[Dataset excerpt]
=-=-=-=-=
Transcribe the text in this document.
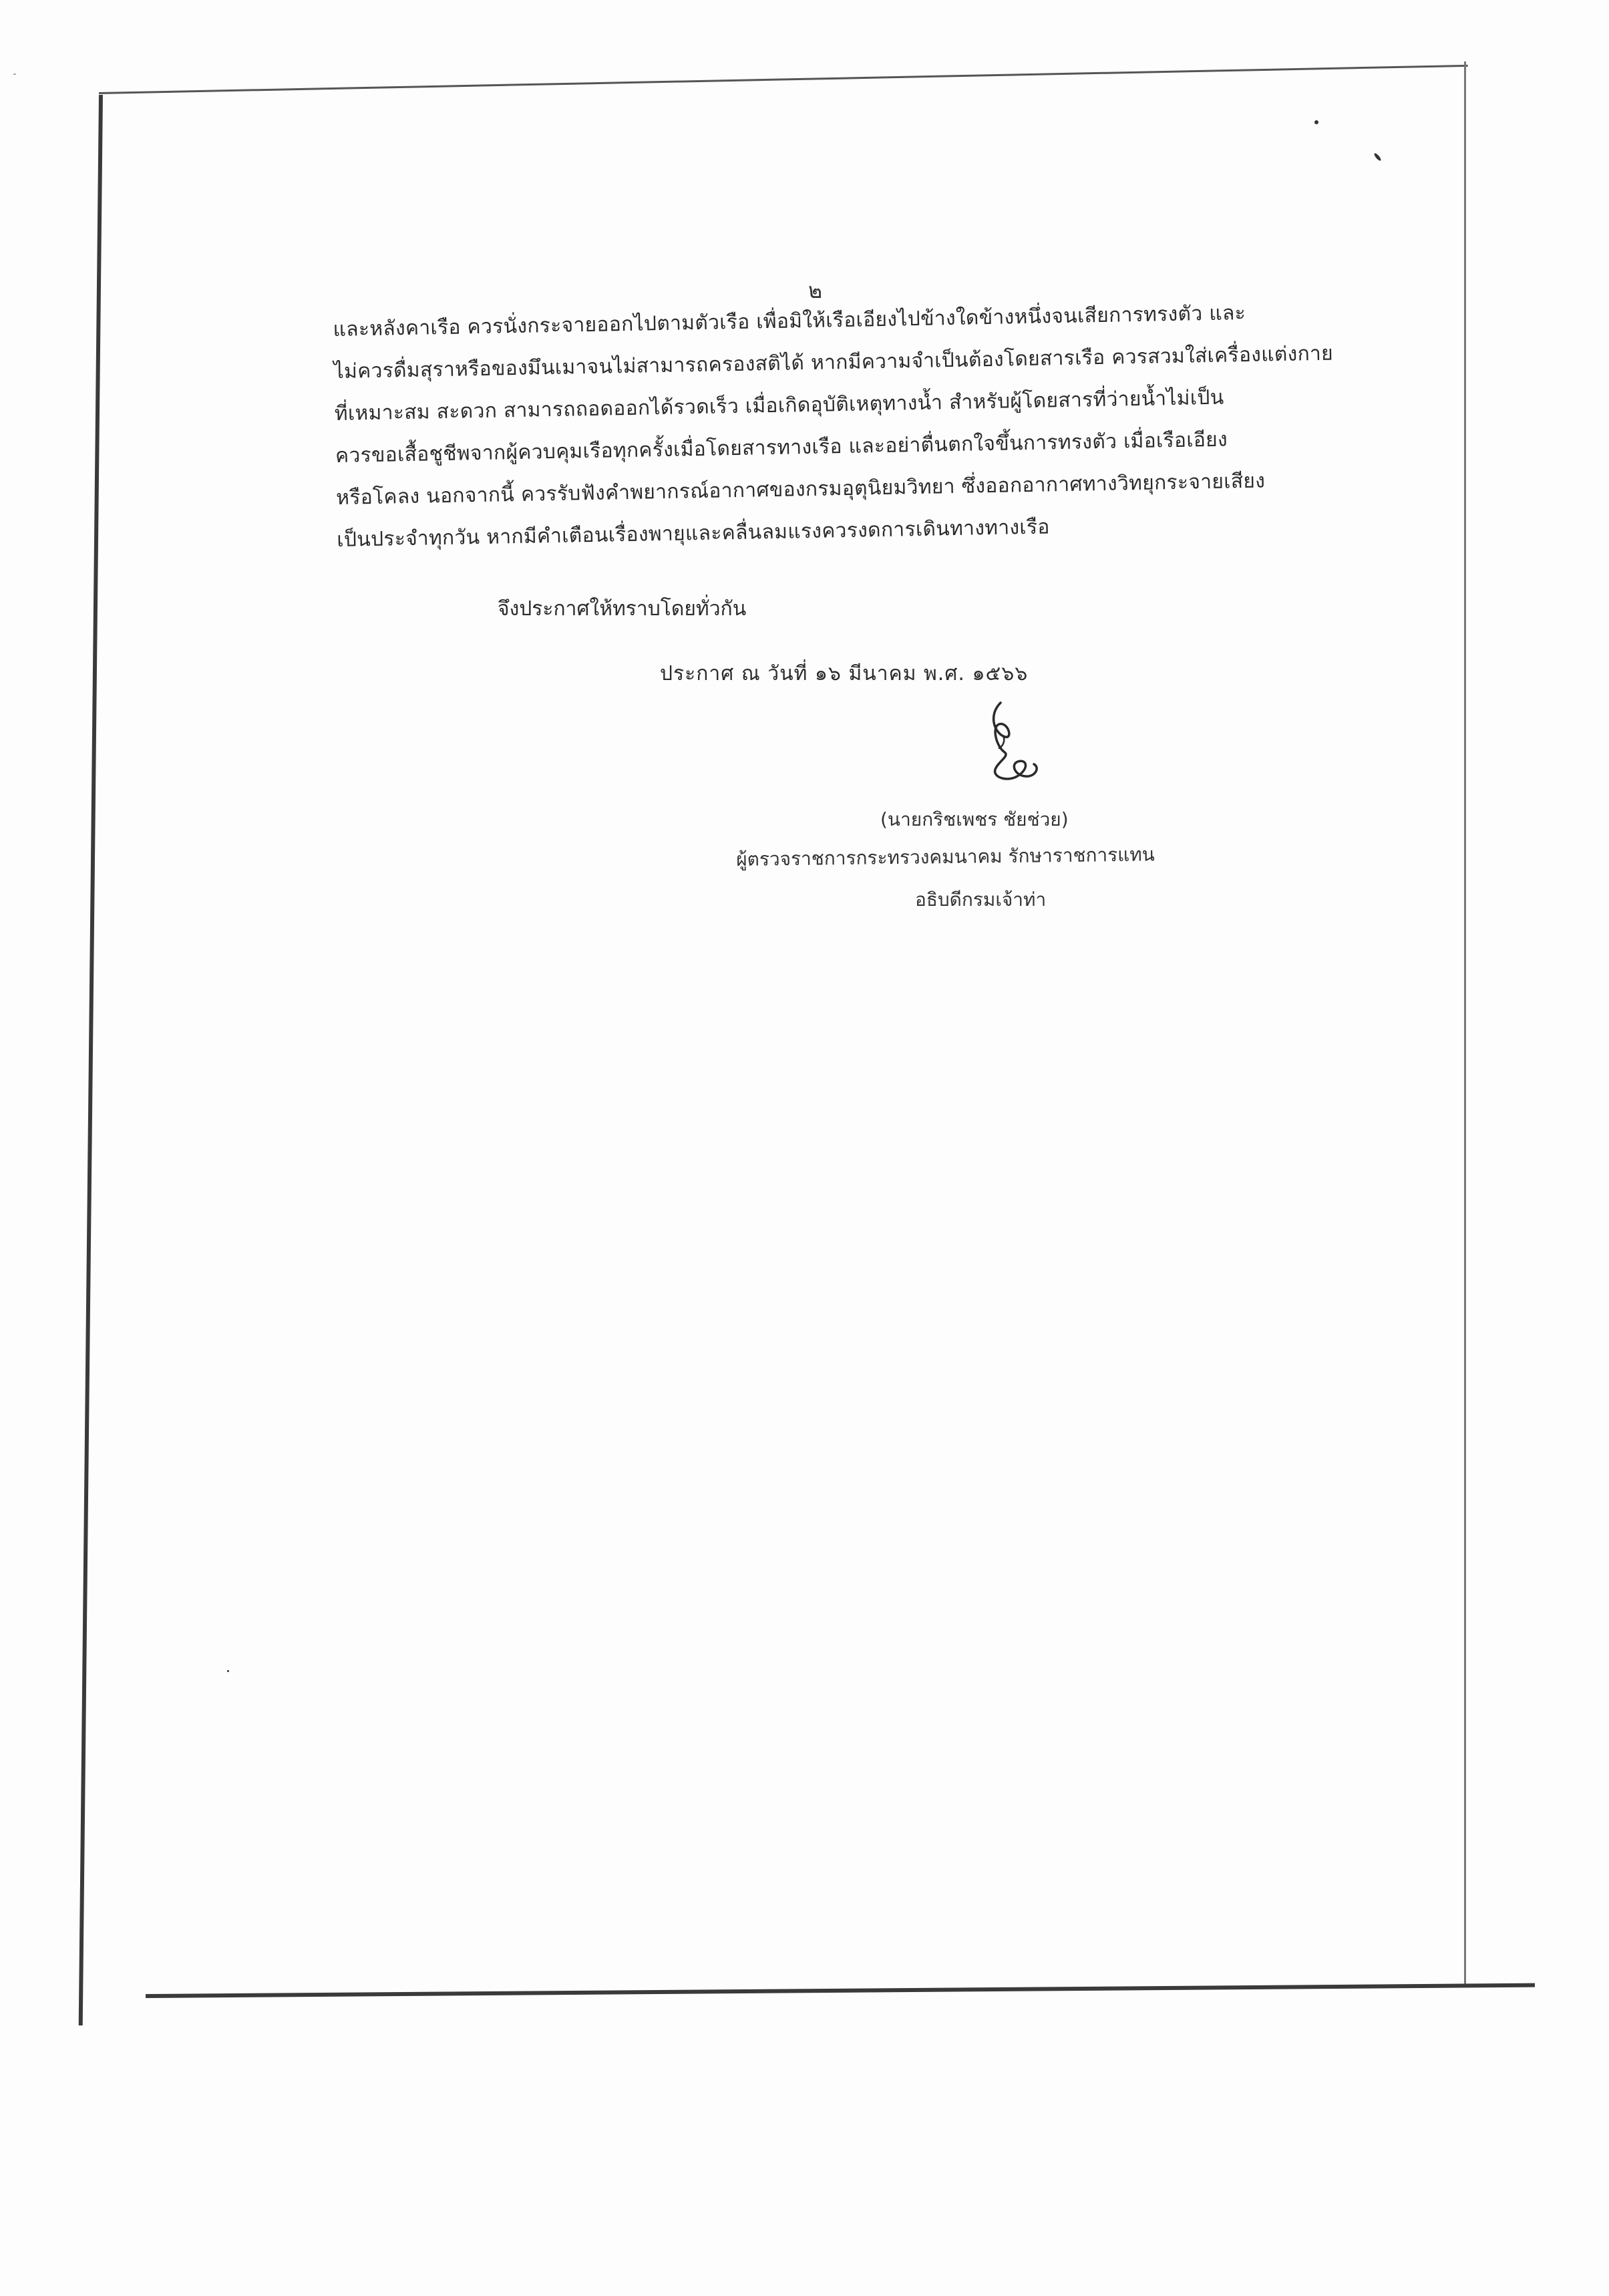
๒
และหลังคาเรือ ควรนั่งกระจายออกไปตามตัวเรือ เพื่อมิให้เรือเอียงไปข้างใดข้างหนึ่งจนเสียการทรงตัว และ
ไม่ควรดื่มสุราหรือของมึนเมาจนไม่สามารถครองสติได้ หากมีความจำเป็นต้องโดยสารเรือ ควรสวมใส่เครื่องแต่งกาย
ที่เหมาะสม สะดวก สามารถถอดออกได้รวดเร็ว เมื่อเกิดอุบัติเหตุทางน้ำ สำหรับผู้โดยสารที่ว่ายน้ำไม่เป็น
ควรขอเสื้อชูชีพจากผู้ควบคุมเรือทุกครั้งเมื่อโดยสารทางเรือ และอย่าตื่นตกใจขึ้นการทรงตัว เมื่อเรือเอียง
หรือโคลง นอกจากนี้ ควรรับฟังคำพยากรณ์อากาศของกรมอุตุนิยมวิทยา ซึ่งออกอากาศทางวิทยุกระจายเสียง
เป็นประจำทุกวัน หากมีคำเตือนเรื่องพายุและคลื่นลมแรงควรงดการเดินทางทางเรือ
จึงประกาศให้ทราบโดยทั่วกัน
ประกาศ ณ วันที่ ๑๖ มีนาคม พ.ศ. ๑๕๖๖
(นายกริชเพชร ชัยช่วย)
ผู้ตรวจราชการกระทรวงคมนาคม รักษาราชการแทน
อธิบดีกรมเจ้าท่า
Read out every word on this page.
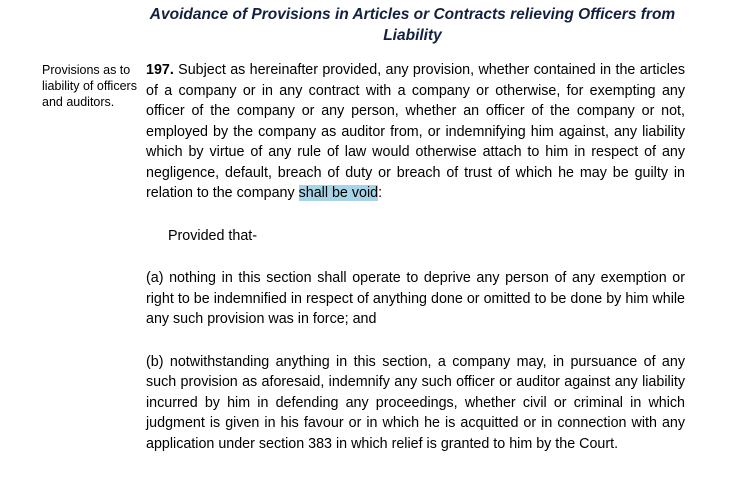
Avoidance of Provisions in Articles or Contracts relieving Officers from Liability
Provisions as to liability of officers and auditors.

197. Subject as hereinafter provided, any provision, whether contained in the articles of a company or in any contract with a company or otherwise, for exempting any officer of the company or any person, whether an officer of the company or not, employed by the company as auditor from, or indemnifying him against, any liability which by virtue of any rule of law would otherwise attach to him in respect of any negligence, default, breach of duty or breach of trust of which he may be guilty in relation to the company shall be void:

Provided that-

(a) nothing in this section shall operate to deprive any person of any exemption or right to be indemnified in respect of anything done or omitted to be done by him while any such provision was in force; and

(b) notwithstanding anything in this section, a company may, in pursuance of any such provision as aforesaid, indemnify any such officer or auditor against any liability incurred by him in defending any proceedings, whether civil or criminal in which judgment is given in his favour or in which he is acquitted or in connection with any application under section 383 in which relief is granted to him by the Court.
=-=-=-=-=
== GIVEN INSTRUCTION ==
Transcribe the full listing above exactly as it stands, minus the pictures.

== RESULT BELOW ==
Transcribe the text in this document.
๒
และหลังคาเรือ ควรนั่งกระจายออกไปตามตัวเรือ เพื่อมิให้เรือเอียงไปข้างใดข้างหนึ่งจนเสียการทรงตัว และ
ไม่ควรดื่มสุราหรือของมึนเมาจนไม่สามารถครองสติได้ หากมีความจำเป็นต้องโดยสารเรือ ควรสวมใส่เครื่องแต่งกาย
ที่เหมาะสม สะดวก สามารถถอดออกได้รวดเร็ว เมื่อเกิดอุบัติเหตุทางน้ำ สำหรับผู้โดยสารที่ว่ายน้ำไม่เป็น
ควรขอเสื้อชูชีพจากผู้ควบคุมเรือทุกครั้งเมื่อโดยสารทางเรือ และอย่าตื่นตกใจขึ้นการทรงตัว เมื่อเรือเอียง
หรือโคลง นอกจากนี้ ควรรับฟังคำพยากรณ์อากาศของกรมอุตุนิยมวิทยา ซึ่งออกอากาศทางวิทยุกระจายเสียง
เป็นประจำทุกวัน หากมีคำเตือนเรื่องพายุและคลื่นลมแรงควรงดการเดินทางทางเรือ
จึงประกาศให้ทราบโดยทั่วกัน
ประกาศ ณ วันที่ ๑๖ มีนาคม พ.ศ. ๑๕๖๖
(นายกริชเพชร ชัยช่วย)
ผู้ตรวจราชการกระทรวงคมนาคม รักษาราชการแทน
อธิบดีกรมเจ้าท่า
Read out every word on this page.
Avoidance of Provisions in Articles or Contracts relieving Officers from Liability
Provisions as to liability of officers and auditors.

197. Subject as hereinafter provided, any provision, whether contained in the articles of a company or in any contract with a company or otherwise, for exempting any officer of the company or any person, whether an officer of the company or not, employed by the company as auditor from, or indemnifying him against, any liability which by virtue of any rule of law would otherwise attach to him in respect of any negligence, default, breach of duty or breach of trust of which he may be guilty in relation to the company shall be void:

Provided that-

(a) nothing in this section shall operate to deprive any person of any exemption or right to be indemnified in respect of anything done or omitted to be done by him while any such provision was in force; and

(b) notwithstanding anything in this section, a company may, in pursuance of any such provision as aforesaid, indemnify any such officer or auditor against any liability incurred by him in defending any proceedings, whether civil or criminal in which judgment is given in his favour or in which he is acquitted or in connection with any application under section 383 in which relief is granted to him by the Court.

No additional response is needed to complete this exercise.